→ **Stated goal**:
Give an exact transcription of every line, dropping the images.

→ **Data listing**:
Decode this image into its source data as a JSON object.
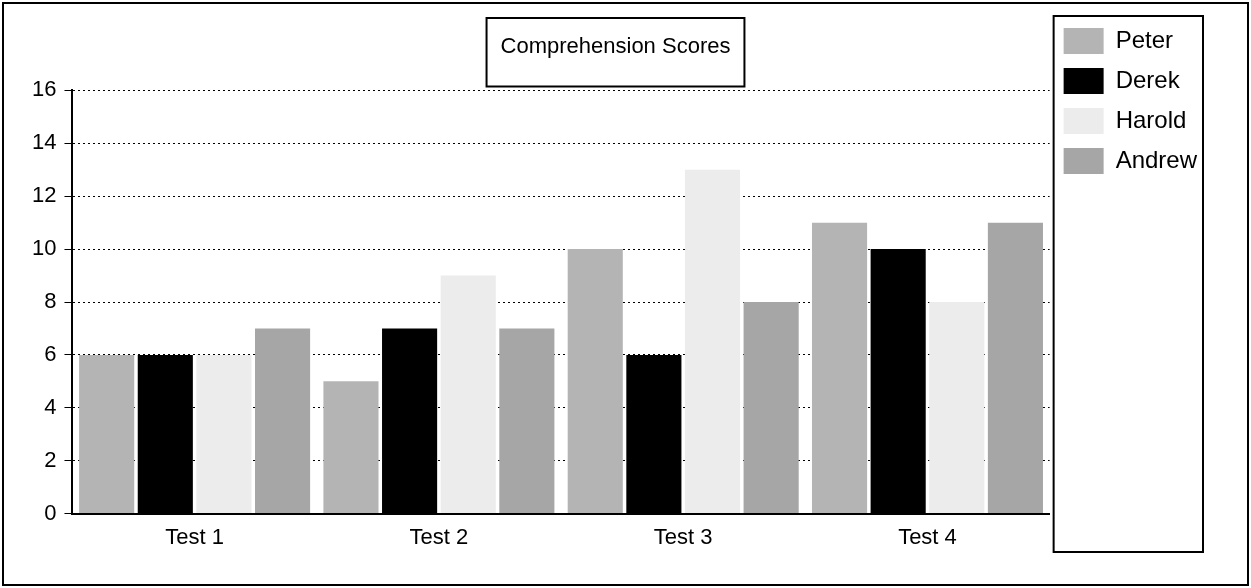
{
  "chart_data": {
    "type": "bar",
    "title": "Comprehension Scores",
    "categories": [
      "Test 1",
      "Test 2",
      "Test 3",
      "Test 4"
    ],
    "series": [
      {
        "name": "Peter",
        "color": "#b4b4b4",
        "values": [
          6,
          5,
          10,
          11
        ]
      },
      {
        "name": "Derek",
        "color": "#000000",
        "values": [
          6,
          7,
          6,
          10
        ]
      },
      {
        "name": "Harold",
        "color": "#ececec",
        "values": [
          6,
          9,
          13,
          8
        ]
      },
      {
        "name": "Andrew",
        "color": "#a6a6a6",
        "values": [
          7,
          7,
          8,
          11
        ]
      }
    ],
    "ylim": [
      0,
      16
    ],
    "yticks": [
      0,
      2,
      4,
      6,
      8,
      10,
      12,
      14,
      16
    ],
    "grid": "y",
    "legend": "top right"
  }
}
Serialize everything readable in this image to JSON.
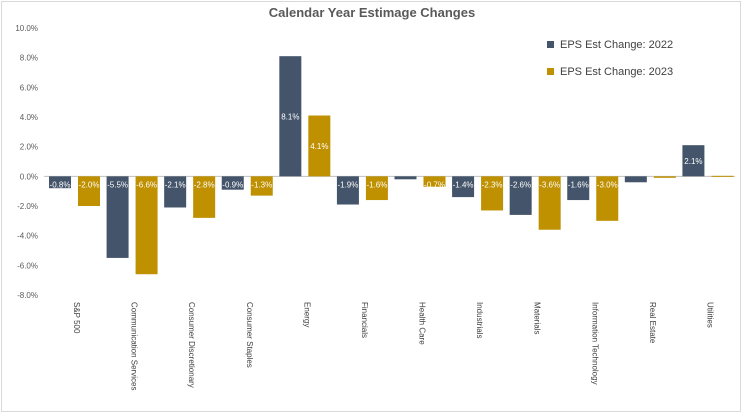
{
  "chart_data": {
    "type": "bar",
    "title": "Calendar Year Estimage Changes",
    "categories": [
      "S&P 500",
      "Communication Services",
      "Consumer Discretionary",
      "Consumer Staples",
      "Energy",
      "Financials",
      "Health Care",
      "Industrials",
      "Materials",
      "Information Technology",
      "Real Estate",
      "Utilities"
    ],
    "series": [
      {
        "name": "EPS Est Change: 2022",
        "color": "#44546a",
        "values": [
          -0.8,
          -5.5,
          -2.1,
          -0.9,
          8.1,
          -1.9,
          -0.2,
          -1.4,
          -2.6,
          -1.6,
          -0.4,
          2.1
        ],
        "labels": [
          "-0.8%",
          "-5.5%",
          "-2.1%",
          "-0.9%",
          "8.1%",
          "-1.9%",
          "",
          "-1.4%",
          "-2.6%",
          "-1.6%",
          "",
          "2.1%"
        ]
      },
      {
        "name": "EPS Est Change: 2023",
        "color": "#bf9000",
        "values": [
          -2.0,
          -6.6,
          -2.8,
          -1.3,
          4.1,
          -1.6,
          -0.7,
          -2.3,
          -3.6,
          -3.0,
          -0.1,
          0.0
        ],
        "labels": [
          "-2.0%",
          "-6.6%",
          "-2.8%",
          "-1.3%",
          "4.1%",
          "-1.6%",
          "-0.7%",
          "-2.3%",
          "-3.6%",
          "-3.0%",
          "",
          ""
        ]
      }
    ],
    "ylim": [
      -8,
      10
    ],
    "yticks": [
      "10.0%",
      "8.0%",
      "6.0%",
      "4.0%",
      "2.0%",
      "0.0%",
      "-2.0%",
      "-4.0%",
      "-6.0%",
      "-8.0%"
    ],
    "ytick_values": [
      10,
      8,
      6,
      4,
      2,
      0,
      -2,
      -4,
      -6,
      -8
    ],
    "grid": false,
    "legend_position": "top-right"
  }
}
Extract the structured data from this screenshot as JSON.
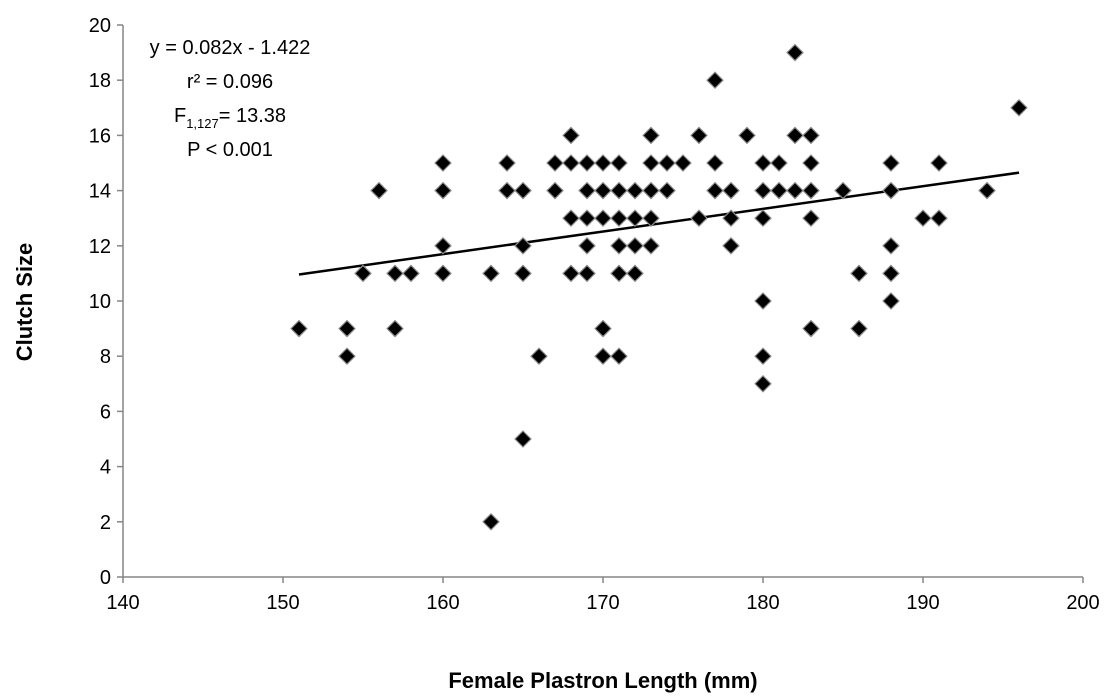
{
  "chart_data": {
    "type": "scatter",
    "xlabel": "Female Plastron Length (mm)",
    "ylabel": "Clutch Size",
    "xlim": [
      140,
      200
    ],
    "ylim": [
      0,
      20
    ],
    "xticks": [
      140,
      150,
      160,
      170,
      180,
      190,
      200
    ],
    "yticks": [
      0,
      2,
      4,
      6,
      8,
      10,
      12,
      14,
      16,
      18,
      20
    ],
    "grid": false,
    "legend": "none",
    "marker": "diamond",
    "marker_color": "#000000",
    "trendline": {
      "slope": 0.082,
      "intercept": -1.422,
      "x_range": [
        151,
        196
      ]
    },
    "annotations": {
      "equation": "y = 0.082x - 1.422",
      "r2": "r² = 0.096",
      "f_prefix": "F",
      "f_subscript": "1,127",
      "f_value": "= 13.38",
      "p": "P < 0.001"
    },
    "points": [
      [
        151,
        9
      ],
      [
        154,
        9
      ],
      [
        154,
        8
      ],
      [
        155,
        11
      ],
      [
        156,
        14
      ],
      [
        157,
        11
      ],
      [
        157,
        9
      ],
      [
        158,
        11
      ],
      [
        160,
        15
      ],
      [
        160,
        14
      ],
      [
        160,
        12
      ],
      [
        160,
        11
      ],
      [
        163,
        11
      ],
      [
        163,
        2
      ],
      [
        164,
        15
      ],
      [
        164,
        14
      ],
      [
        165,
        14
      ],
      [
        165,
        12
      ],
      [
        165,
        11
      ],
      [
        165,
        5
      ],
      [
        166,
        8
      ],
      [
        167,
        15
      ],
      [
        167,
        14
      ],
      [
        168,
        16
      ],
      [
        168,
        15
      ],
      [
        168,
        13
      ],
      [
        168,
        11
      ],
      [
        169,
        15
      ],
      [
        169,
        14
      ],
      [
        169,
        13
      ],
      [
        169,
        12
      ],
      [
        169,
        11
      ],
      [
        170,
        15
      ],
      [
        170,
        14
      ],
      [
        170,
        13
      ],
      [
        170,
        9
      ],
      [
        170,
        8
      ],
      [
        171,
        15
      ],
      [
        171,
        14
      ],
      [
        171,
        13
      ],
      [
        171,
        12
      ],
      [
        171,
        11
      ],
      [
        171,
        8
      ],
      [
        172,
        14
      ],
      [
        172,
        13
      ],
      [
        172,
        12
      ],
      [
        172,
        11
      ],
      [
        173,
        16
      ],
      [
        173,
        15
      ],
      [
        173,
        14
      ],
      [
        173,
        13
      ],
      [
        173,
        12
      ],
      [
        174,
        15
      ],
      [
        174,
        14
      ],
      [
        175,
        15
      ],
      [
        176,
        16
      ],
      [
        176,
        13
      ],
      [
        177,
        18
      ],
      [
        177,
        15
      ],
      [
        177,
        14
      ],
      [
        178,
        14
      ],
      [
        178,
        13
      ],
      [
        178,
        12
      ],
      [
        179,
        16
      ],
      [
        180,
        15
      ],
      [
        180,
        14
      ],
      [
        180,
        13
      ],
      [
        180,
        10
      ],
      [
        180,
        8
      ],
      [
        180,
        7
      ],
      [
        181,
        15
      ],
      [
        181,
        14
      ],
      [
        182,
        19
      ],
      [
        182,
        16
      ],
      [
        182,
        14
      ],
      [
        183,
        16
      ],
      [
        183,
        15
      ],
      [
        183,
        14
      ],
      [
        183,
        13
      ],
      [
        183,
        9
      ],
      [
        185,
        14
      ],
      [
        186,
        11
      ],
      [
        186,
        9
      ],
      [
        188,
        15
      ],
      [
        188,
        14
      ],
      [
        188,
        12
      ],
      [
        188,
        11
      ],
      [
        188,
        10
      ],
      [
        190,
        13
      ],
      [
        191,
        15
      ],
      [
        191,
        13
      ],
      [
        194,
        14
      ],
      [
        196,
        17
      ]
    ]
  }
}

→ **Worked solution**:
Decode this image into its source data as a JSON object.
{
  "chart_data": {
    "type": "bar",
    "title": "Comprehension Scores",
    "categories": [
      "Test 1",
      "Test 2",
      "Test 3",
      "Test 4"
    ],
    "series": [
      {
        "name": "Peter",
        "color": "#b4b4b4",
        "values": [
          6,
          5,
          10,
          11
        ]
      },
      {
        "name": "Derek",
        "color": "#000000",
        "values": [
          6,
          7,
          6,
          10
        ]
      },
      {
        "name": "Harold",
        "color": "#ececec",
        "values": [
          6,
          9,
          13,
          8
        ]
      },
      {
        "name": "Andrew",
        "color": "#a6a6a6",
        "values": [
          7,
          7,
          8,
          11
        ]
      }
    ],
    "ylim": [
      0,
      16
    ],
    "yticks": [
      0,
      2,
      4,
      6,
      8,
      10,
      12,
      14,
      16
    ],
    "grid": "y",
    "legend": "top right"
  }
}
Serialize everything readable in this image to JSON.
{
  "chart_data": {
    "type": "bar",
    "title": "Calendar Year Estimage Changes",
    "categories": [
      "S&P 500",
      "Communication Services",
      "Consumer Discretionary",
      "Consumer Staples",
      "Energy",
      "Financials",
      "Health Care",
      "Industrials",
      "Materials",
      "Information Technology",
      "Real Estate",
      "Utilities"
    ],
    "series": [
      {
        "name": "EPS Est Change: 2022",
        "color": "#44546a",
        "values": [
          -0.8,
          -5.5,
          -2.1,
          -0.9,
          8.1,
          -1.9,
          -0.2,
          -1.4,
          -2.6,
          -1.6,
          -0.4,
          2.1
        ],
        "labels": [
          "-0.8%",
          "-5.5%",
          "-2.1%",
          "-0.9%",
          "8.1%",
          "-1.9%",
          "",
          "-1.4%",
          "-2.6%",
          "-1.6%",
          "",
          "2.1%"
        ]
      },
      {
        "name": "EPS Est Change: 2023",
        "color": "#bf9000",
        "values": [
          -2.0,
          -6.6,
          -2.8,
          -1.3,
          4.1,
          -1.6,
          -0.7,
          -2.3,
          -3.6,
          -3.0,
          -0.1,
          0.0
        ],
        "labels": [
          "-2.0%",
          "-6.6%",
          "-2.8%",
          "-1.3%",
          "4.1%",
          "-1.6%",
          "-0.7%",
          "-2.3%",
          "-3.6%",
          "-3.0%",
          "",
          ""
        ]
      }
    ],
    "ylim": [
      -8,
      10
    ],
    "yticks": [
      "10.0%",
      "8.0%",
      "6.0%",
      "4.0%",
      "2.0%",
      "0.0%",
      "-2.0%",
      "-4.0%",
      "-6.0%",
      "-8.0%"
    ],
    "ytick_values": [
      10,
      8,
      6,
      4,
      2,
      0,
      -2,
      -4,
      -6,
      -8
    ],
    "grid": false,
    "legend_position": "top-right"
  }
}
Extract the structured data from this screenshot as JSON.
{
  "chart_data": {
    "type": "scatter",
    "xlabel": "Female Plastron Length (mm)",
    "ylabel": "Clutch Size",
    "xlim": [
      140,
      200
    ],
    "ylim": [
      0,
      20
    ],
    "xticks": [
      140,
      150,
      160,
      170,
      180,
      190,
      200
    ],
    "yticks": [
      0,
      2,
      4,
      6,
      8,
      10,
      12,
      14,
      16,
      18,
      20
    ],
    "grid": false,
    "legend": "none",
    "marker": "diamond",
    "marker_color": "#000000",
    "trendline": {
      "slope": 0.082,
      "intercept": -1.422,
      "x_range": [
        151,
        196
      ]
    },
    "annotations": {
      "equation": "y = 0.082x - 1.422",
      "r2": "r² = 0.096",
      "f_prefix": "F",
      "f_subscript": "1,127",
      "f_value": "= 13.38",
      "p": "P < 0.001"
    },
    "points": [
      [
        151,
        9
      ],
      [
        154,
        9
      ],
      [
        154,
        8
      ],
      [
        155,
        11
      ],
      [
        156,
        14
      ],
      [
        157,
        11
      ],
      [
        157,
        9
      ],
      [
        158,
        11
      ],
      [
        160,
        15
      ],
      [
        160,
        14
      ],
      [
        160,
        12
      ],
      [
        160,
        11
      ],
      [
        163,
        11
      ],
      [
        163,
        2
      ],
      [
        164,
        15
      ],
      [
        164,
        14
      ],
      [
        165,
        14
      ],
      [
        165,
        12
      ],
      [
        165,
        11
      ],
      [
        165,
        5
      ],
      [
        166,
        8
      ],
      [
        167,
        15
      ],
      [
        167,
        14
      ],
      [
        168,
        16
      ],
      [
        168,
        15
      ],
      [
        168,
        13
      ],
      [
        168,
        11
      ],
      [
        169,
        15
      ],
      [
        169,
        14
      ],
      [
        169,
        13
      ],
      [
        169,
        12
      ],
      [
        169,
        11
      ],
      [
        170,
        15
      ],
      [
        170,
        14
      ],
      [
        170,
        13
      ],
      [
        170,
        9
      ],
      [
        170,
        8
      ],
      [
        171,
        15
      ],
      [
        171,
        14
      ],
      [
        171,
        13
      ],
      [
        171,
        12
      ],
      [
        171,
        11
      ],
      [
        171,
        8
      ],
      [
        172,
        14
      ],
      [
        172,
        13
      ],
      [
        172,
        12
      ],
      [
        172,
        11
      ],
      [
        173,
        16
      ],
      [
        173,
        15
      ],
      [
        173,
        14
      ],
      [
        173,
        13
      ],
      [
        173,
        12
      ],
      [
        174,
        15
      ],
      [
        174,
        14
      ],
      [
        175,
        15
      ],
      [
        176,
        16
      ],
      [
        176,
        13
      ],
      [
        177,
        18
      ],
      [
        177,
        15
      ],
      [
        177,
        14
      ],
      [
        178,
        14
      ],
      [
        178,
        13
      ],
      [
        178,
        12
      ],
      [
        179,
        16
      ],
      [
        180,
        15
      ],
      [
        180,
        14
      ],
      [
        180,
        13
      ],
      [
        180,
        10
      ],
      [
        180,
        8
      ],
      [
        180,
        7
      ],
      [
        181,
        15
      ],
      [
        181,
        14
      ],
      [
        182,
        19
      ],
      [
        182,
        16
      ],
      [
        182,
        14
      ],
      [
        183,
        16
      ],
      [
        183,
        15
      ],
      [
        183,
        14
      ],
      [
        183,
        13
      ],
      [
        183,
        9
      ],
      [
        185,
        14
      ],
      [
        186,
        11
      ],
      [
        186,
        9
      ],
      [
        188,
        15
      ],
      [
        188,
        14
      ],
      [
        188,
        12
      ],
      [
        188,
        11
      ],
      [
        188,
        10
      ],
      [
        190,
        13
      ],
      [
        191,
        15
      ],
      [
        191,
        13
      ],
      [
        194,
        14
      ],
      [
        196,
        17
      ]
    ]
  }
}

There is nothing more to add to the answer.